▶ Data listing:
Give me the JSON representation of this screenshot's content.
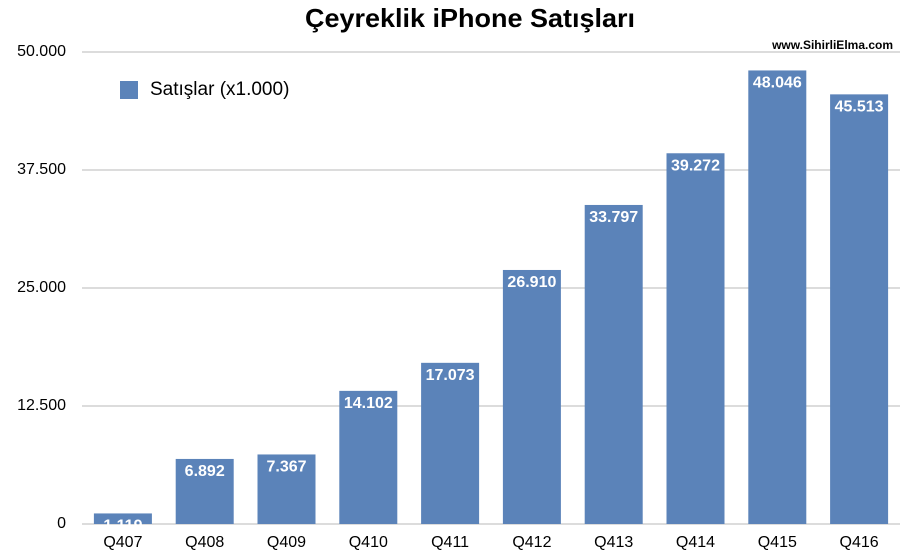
{
  "chart_data": {
    "type": "bar",
    "title": "Çeyreklik iPhone Satışları",
    "source": "www.SihirliElma.com",
    "categories": [
      "Q407",
      "Q408",
      "Q409",
      "Q410",
      "Q411",
      "Q412",
      "Q413",
      "Q414",
      "Q415",
      "Q416"
    ],
    "series": [
      {
        "name": "Satışlar (x1.000)",
        "color": "#5b83b9",
        "values": [
          1119,
          6892,
          7367,
          14102,
          17073,
          26910,
          33797,
          39272,
          48046,
          45513
        ],
        "value_labels": [
          "1.119",
          "6.892",
          "7.367",
          "14.102",
          "17.073",
          "26.910",
          "33.797",
          "39.272",
          "48.046",
          "45.513"
        ]
      }
    ],
    "ylim": [
      0,
      50000
    ],
    "yticks": [
      0,
      {
        "value": 12500,
        "label": "12.500"
      },
      {
        "value": 25000,
        "label": "25.000"
      },
      {
        "value": 37500,
        "label": "37.500"
      },
      {
        "value": 50000,
        "label": "50.000"
      }
    ],
    "grid": true,
    "legend": "top-left"
  }
}
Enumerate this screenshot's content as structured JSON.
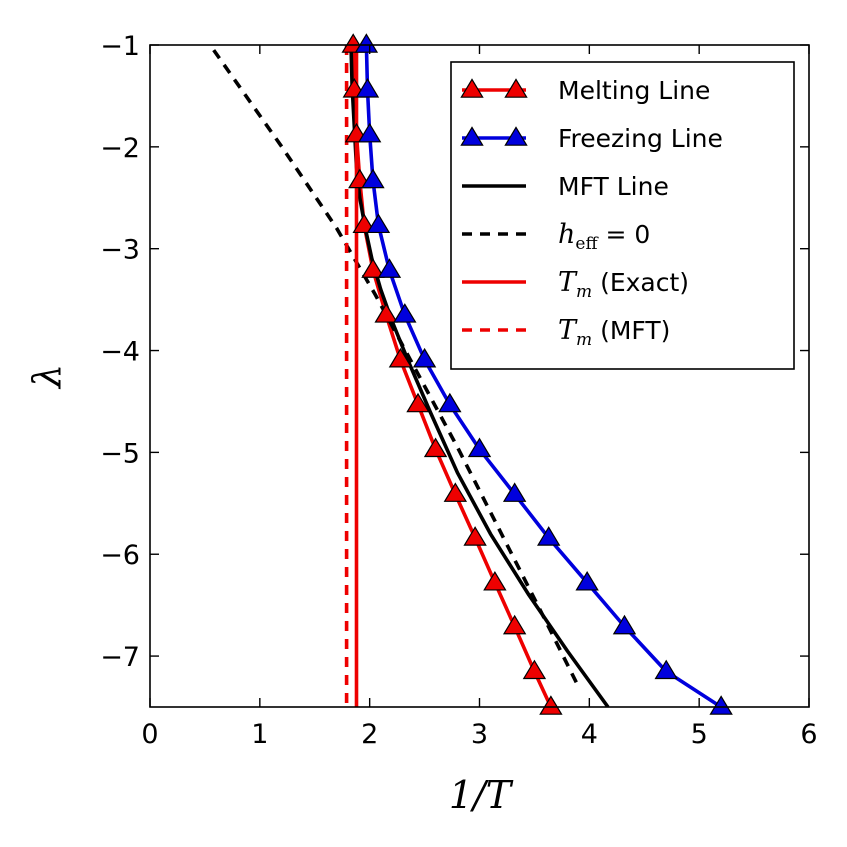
{
  "chart_data": {
    "type": "line",
    "title": "",
    "xlabel": "1/T",
    "ylabel": "λ",
    "xlim": [
      0,
      6
    ],
    "ylim": [
      -7.5,
      -1
    ],
    "xticks": [
      0,
      1,
      2,
      3,
      4,
      5,
      6
    ],
    "yticks": [
      -1,
      -2,
      -3,
      -4,
      -5,
      -6,
      -7
    ],
    "xtick_labels": [
      "0",
      "1",
      "2",
      "3",
      "4",
      "5",
      "6"
    ],
    "ytick_labels": [
      "−1",
      "−2",
      "−3",
      "−4",
      "−5",
      "−6",
      "−7"
    ],
    "legend_position": "top-right",
    "colors": {
      "red": "#ee0000",
      "blue": "#0000dd",
      "black": "#000000"
    },
    "series": [
      {
        "name": "Melting Line",
        "legend_text": "Melting Line",
        "color": "#ee0000",
        "style": "solid",
        "marker": "triangle-up",
        "x": [
          1.85,
          1.86,
          1.88,
          1.91,
          1.95,
          2.03,
          2.15,
          2.28,
          2.44,
          2.6,
          2.78,
          2.96,
          3.14,
          3.32,
          3.5,
          3.65
        ],
        "y": [
          -1.0,
          -1.44,
          -1.88,
          -2.33,
          -2.77,
          -3.21,
          -3.65,
          -4.09,
          -4.53,
          -4.97,
          -5.41,
          -5.84,
          -6.28,
          -6.71,
          -7.15,
          -7.5
        ]
      },
      {
        "name": "Freezing Line",
        "legend_text": "Freezing Line",
        "color": "#0000dd",
        "style": "solid",
        "marker": "triangle-up",
        "x": [
          1.97,
          1.98,
          2.0,
          2.03,
          2.08,
          2.18,
          2.32,
          2.5,
          2.73,
          3.0,
          3.32,
          3.63,
          3.98,
          4.32,
          4.7,
          5.2
        ],
        "y": [
          -1.0,
          -1.44,
          -1.88,
          -2.33,
          -2.77,
          -3.21,
          -3.65,
          -4.09,
          -4.53,
          -4.97,
          -5.41,
          -5.84,
          -6.28,
          -6.71,
          -7.15,
          -7.5
        ]
      },
      {
        "name": "MFT Line",
        "legend_text": "MFT Line",
        "color": "#000000",
        "style": "solid",
        "marker": "none",
        "x": [
          1.83,
          1.84,
          1.86,
          1.88,
          1.91,
          1.96,
          2.02,
          2.1,
          2.2,
          2.35,
          2.55,
          2.8,
          3.1,
          3.45,
          3.8,
          4.17
        ],
        "y": [
          -1.0,
          -1.4,
          -1.8,
          -2.2,
          -2.5,
          -2.8,
          -3.1,
          -3.4,
          -3.7,
          -4.1,
          -4.6,
          -5.2,
          -5.8,
          -6.4,
          -6.95,
          -7.5
        ]
      },
      {
        "name": "h_eff = 0",
        "legend_math": "h",
        "legend_sub": "eff",
        "legend_tail": " = 0",
        "color": "#000000",
        "style": "dashed",
        "marker": "none",
        "x": [
          0.58,
          1.2,
          1.7,
          2.05,
          2.4,
          2.8,
          3.2,
          3.6,
          3.9
        ],
        "y": [
          -1.05,
          -2.0,
          -2.8,
          -3.45,
          -4.15,
          -4.95,
          -5.8,
          -6.65,
          -7.3
        ]
      },
      {
        "name": "T_m (Exact)",
        "legend_math": "T",
        "legend_sub": "m",
        "legend_tail": " (Exact)",
        "color": "#ee0000",
        "style": "solid",
        "marker": "none",
        "x": [
          1.88,
          1.88
        ],
        "y": [
          -1.0,
          -7.5
        ]
      },
      {
        "name": "T_m (MFT)",
        "legend_math": "T",
        "legend_sub": "m",
        "legend_tail": " (MFT)",
        "color": "#ee0000",
        "style": "dashed",
        "marker": "none",
        "x": [
          1.79,
          1.79
        ],
        "y": [
          -1.0,
          -7.5
        ]
      }
    ]
  }
}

▶ Do this: The records above must be printed exactly; the pictures stay out.

▶ The response:
Give me the JSON representation of this screenshot's content.
{
  "chart_data": {
    "type": "bar",
    "title": "Çeyreklik iPhone Satışları",
    "source": "www.SihirliElma.com",
    "categories": [
      "Q407",
      "Q408",
      "Q409",
      "Q410",
      "Q411",
      "Q412",
      "Q413",
      "Q414",
      "Q415",
      "Q416"
    ],
    "series": [
      {
        "name": "Satışlar (x1.000)",
        "color": "#5b83b9",
        "values": [
          1119,
          6892,
          7367,
          14102,
          17073,
          26910,
          33797,
          39272,
          48046,
          45513
        ],
        "value_labels": [
          "1.119",
          "6.892",
          "7.367",
          "14.102",
          "17.073",
          "26.910",
          "33.797",
          "39.272",
          "48.046",
          "45.513"
        ]
      }
    ],
    "ylim": [
      0,
      50000
    ],
    "yticks": [
      0,
      {
        "value": 12500,
        "label": "12.500"
      },
      {
        "value": 25000,
        "label": "25.000"
      },
      {
        "value": 37500,
        "label": "37.500"
      },
      {
        "value": 50000,
        "label": "50.000"
      }
    ],
    "grid": true,
    "legend": "top-left"
  }
}
Enumerate this screenshot's content as structured JSON.
{
  "chart_data": {
    "type": "line",
    "title": "",
    "xlabel": "1/T",
    "ylabel": "λ",
    "xlim": [
      0,
      6
    ],
    "ylim": [
      -7.5,
      -1
    ],
    "xticks": [
      0,
      1,
      2,
      3,
      4,
      5,
      6
    ],
    "yticks": [
      -1,
      -2,
      -3,
      -4,
      -5,
      -6,
      -7
    ],
    "xtick_labels": [
      "0",
      "1",
      "2",
      "3",
      "4",
      "5",
      "6"
    ],
    "ytick_labels": [
      "−1",
      "−2",
      "−3",
      "−4",
      "−5",
      "−6",
      "−7"
    ],
    "legend_position": "top-right",
    "colors": {
      "red": "#ee0000",
      "blue": "#0000dd",
      "black": "#000000"
    },
    "series": [
      {
        "name": "Melting Line",
        "legend_text": "Melting Line",
        "color": "#ee0000",
        "style": "solid",
        "marker": "triangle-up",
        "x": [
          1.85,
          1.86,
          1.88,
          1.91,
          1.95,
          2.03,
          2.15,
          2.28,
          2.44,
          2.6,
          2.78,
          2.96,
          3.14,
          3.32,
          3.5,
          3.65
        ],
        "y": [
          -1.0,
          -1.44,
          -1.88,
          -2.33,
          -2.77,
          -3.21,
          -3.65,
          -4.09,
          -4.53,
          -4.97,
          -5.41,
          -5.84,
          -6.28,
          -6.71,
          -7.15,
          -7.5
        ]
      },
      {
        "name": "Freezing Line",
        "legend_text": "Freezing Line",
        "color": "#0000dd",
        "style": "solid",
        "marker": "triangle-up",
        "x": [
          1.97,
          1.98,
          2.0,
          2.03,
          2.08,
          2.18,
          2.32,
          2.5,
          2.73,
          3.0,
          3.32,
          3.63,
          3.98,
          4.32,
          4.7,
          5.2
        ],
        "y": [
          -1.0,
          -1.44,
          -1.88,
          -2.33,
          -2.77,
          -3.21,
          -3.65,
          -4.09,
          -4.53,
          -4.97,
          -5.41,
          -5.84,
          -6.28,
          -6.71,
          -7.15,
          -7.5
        ]
      },
      {
        "name": "MFT Line",
        "legend_text": "MFT Line",
        "color": "#000000",
        "style": "solid",
        "marker": "none",
        "x": [
          1.83,
          1.84,
          1.86,
          1.88,
          1.91,
          1.96,
          2.02,
          2.1,
          2.2,
          2.35,
          2.55,
          2.8,
          3.1,
          3.45,
          3.8,
          4.17
        ],
        "y": [
          -1.0,
          -1.4,
          -1.8,
          -2.2,
          -2.5,
          -2.8,
          -3.1,
          -3.4,
          -3.7,
          -4.1,
          -4.6,
          -5.2,
          -5.8,
          -6.4,
          -6.95,
          -7.5
        ]
      },
      {
        "name": "h_eff = 0",
        "legend_math": "h",
        "legend_sub": "eff",
        "legend_tail": " = 0",
        "color": "#000000",
        "style": "dashed",
        "marker": "none",
        "x": [
          0.58,
          1.2,
          1.7,
          2.05,
          2.4,
          2.8,
          3.2,
          3.6,
          3.9
        ],
        "y": [
          -1.05,
          -2.0,
          -2.8,
          -3.45,
          -4.15,
          -4.95,
          -5.8,
          -6.65,
          -7.3
        ]
      },
      {
        "name": "T_m (Exact)",
        "legend_math": "T",
        "legend_sub": "m",
        "legend_tail": " (Exact)",
        "color": "#ee0000",
        "style": "solid",
        "marker": "none",
        "x": [
          1.88,
          1.88
        ],
        "y": [
          -1.0,
          -7.5
        ]
      },
      {
        "name": "T_m (MFT)",
        "legend_math": "T",
        "legend_sub": "m",
        "legend_tail": " (MFT)",
        "color": "#ee0000",
        "style": "dashed",
        "marker": "none",
        "x": [
          1.79,
          1.79
        ],
        "y": [
          -1.0,
          -7.5
        ]
      }
    ]
  }
}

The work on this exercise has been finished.